Goal 1
Answer these questions using the bar loan guide.
(a) To whom is a bar loan disbursed?
(b) What range of loan terms does the guide give for bar loans?
(c) On what bases does the guide suggest searching for bar preparation scholarships?
Goal 2
Based on the bar loan guide, is each statement correct? Answer yes or no, and quote the words of the guide that decide it.
(a) The rate on a bar loan depends on the borrower's credit score.
(b) The major bar loan lenders charge a penalty for paying the loan off early.
(c) Bar loans can typically be refinanced.

Bar loans are private loans for bar study courses, bar exam fees and living expenses while you’re studying for the bar.
Summary of Compare Bar Loans for 2019
How to shop for a bar loan
- Compare your bar loan options. Look for the lender that offers the lowest interest rate you qualify for. Bar loans are credit-based, meaning the higher your credit score, the lower the rate you’ll get.
- Be aware of the fine print. Generally, lenders require that you apply for a bar loan in your last semester of law school or up to 12 months after graduation, and that you sit for the bar within 12 months of graduation.
- Budget your bar loan disbursement. Unlike student loans, which are first disbursed to schools to be applied to tuition and fees, a bar loan will be disbursed directly to you.
- Plan to pay off the loan relatively quickly. Bar loan terms range from one to 20 years, depending on the lender. Pay it off as soon as possible to save on interest — the major bar loan lenders don’t charge prepayment penalties. Repayment typically begins after a six- to nine-month grace period.
- Refinance your law school loans if it makes sense for you. While you can’t typically refinance bar loans, refinancing your law school loans may free up cash to pay off the bar loan more quickly. Refinancing isn’t for you if you plan to use federal income-driven repayment plans or loan forgiveness programs.
» MORE: How to pay for law school
Bar loan alternatives
- Ask your employer for support. If you’ve landed your first job as a lawyer, consider that many law firms — especially those in Big Law — reimburse bar exam fees and prep courses, and some offer bar stipends, starting bonuses or salary advances, or a combination of those perks.
- Apply for bar preparation scholarships. Search for scholarships based on your location, legal field and minority status.

Element placement data

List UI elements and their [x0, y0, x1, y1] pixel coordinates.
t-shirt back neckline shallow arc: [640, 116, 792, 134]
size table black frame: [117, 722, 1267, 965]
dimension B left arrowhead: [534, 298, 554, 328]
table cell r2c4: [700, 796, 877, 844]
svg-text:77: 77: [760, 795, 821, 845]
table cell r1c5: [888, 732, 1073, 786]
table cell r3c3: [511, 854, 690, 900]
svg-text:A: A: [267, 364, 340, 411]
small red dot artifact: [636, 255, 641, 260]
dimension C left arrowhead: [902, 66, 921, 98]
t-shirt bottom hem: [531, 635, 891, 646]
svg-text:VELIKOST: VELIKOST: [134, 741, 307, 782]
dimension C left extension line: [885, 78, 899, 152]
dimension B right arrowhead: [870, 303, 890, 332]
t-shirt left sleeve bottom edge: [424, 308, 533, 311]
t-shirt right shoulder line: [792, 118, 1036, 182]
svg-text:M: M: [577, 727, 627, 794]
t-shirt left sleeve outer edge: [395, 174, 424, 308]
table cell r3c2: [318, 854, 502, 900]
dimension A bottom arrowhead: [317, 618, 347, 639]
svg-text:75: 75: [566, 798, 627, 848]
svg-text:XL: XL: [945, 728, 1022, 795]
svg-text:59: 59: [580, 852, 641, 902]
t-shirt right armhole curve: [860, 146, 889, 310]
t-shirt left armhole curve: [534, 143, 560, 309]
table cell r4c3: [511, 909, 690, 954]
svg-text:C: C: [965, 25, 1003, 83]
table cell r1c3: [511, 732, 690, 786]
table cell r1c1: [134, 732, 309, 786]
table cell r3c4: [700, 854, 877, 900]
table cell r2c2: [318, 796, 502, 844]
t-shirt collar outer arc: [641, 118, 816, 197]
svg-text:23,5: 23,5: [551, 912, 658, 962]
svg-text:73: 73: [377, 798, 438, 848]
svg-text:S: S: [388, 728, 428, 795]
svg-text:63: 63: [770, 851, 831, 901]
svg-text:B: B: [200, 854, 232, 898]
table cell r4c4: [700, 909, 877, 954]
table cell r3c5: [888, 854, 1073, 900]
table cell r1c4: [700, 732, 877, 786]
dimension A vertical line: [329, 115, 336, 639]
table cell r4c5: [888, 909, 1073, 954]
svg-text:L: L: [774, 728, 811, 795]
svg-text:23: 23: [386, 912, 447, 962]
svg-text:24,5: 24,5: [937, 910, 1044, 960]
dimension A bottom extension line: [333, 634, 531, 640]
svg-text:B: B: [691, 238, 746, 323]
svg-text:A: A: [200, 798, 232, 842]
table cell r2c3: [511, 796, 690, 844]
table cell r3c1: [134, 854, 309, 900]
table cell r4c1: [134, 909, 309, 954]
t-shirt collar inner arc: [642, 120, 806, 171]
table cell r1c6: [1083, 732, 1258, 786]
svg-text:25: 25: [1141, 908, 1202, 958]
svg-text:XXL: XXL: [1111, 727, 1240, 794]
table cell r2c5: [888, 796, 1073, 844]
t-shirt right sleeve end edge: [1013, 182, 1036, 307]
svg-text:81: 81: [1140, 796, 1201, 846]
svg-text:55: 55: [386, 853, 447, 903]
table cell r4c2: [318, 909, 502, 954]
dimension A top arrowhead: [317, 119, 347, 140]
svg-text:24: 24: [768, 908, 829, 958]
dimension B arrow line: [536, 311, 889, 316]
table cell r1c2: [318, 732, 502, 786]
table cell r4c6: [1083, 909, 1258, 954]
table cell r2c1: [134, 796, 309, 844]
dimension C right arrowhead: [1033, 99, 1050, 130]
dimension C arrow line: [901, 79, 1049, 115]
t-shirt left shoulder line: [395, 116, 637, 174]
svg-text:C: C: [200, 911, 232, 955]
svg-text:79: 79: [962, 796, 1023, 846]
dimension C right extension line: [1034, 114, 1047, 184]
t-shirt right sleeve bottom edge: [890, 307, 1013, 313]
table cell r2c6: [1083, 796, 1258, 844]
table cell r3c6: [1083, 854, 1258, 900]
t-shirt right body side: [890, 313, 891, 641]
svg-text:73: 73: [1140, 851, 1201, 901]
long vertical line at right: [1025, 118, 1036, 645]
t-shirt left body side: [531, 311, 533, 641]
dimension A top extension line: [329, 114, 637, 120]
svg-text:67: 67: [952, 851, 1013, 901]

Written answer 1
(a) A bar loan is disbursed directly to the borrower.
(b) The terms range from one to 20 years, depending on the lender.
(c) Location, legal field and minority status.

Written answer 2
(a) Yes: "Bar loans are credit-based, meaning the higher your credit score, the lower the rate you’ll get."
(b) No: "the major bar loan lenders don’t charge prepayment penalties."
(c) No: "While you can’t typically refinance bar loans."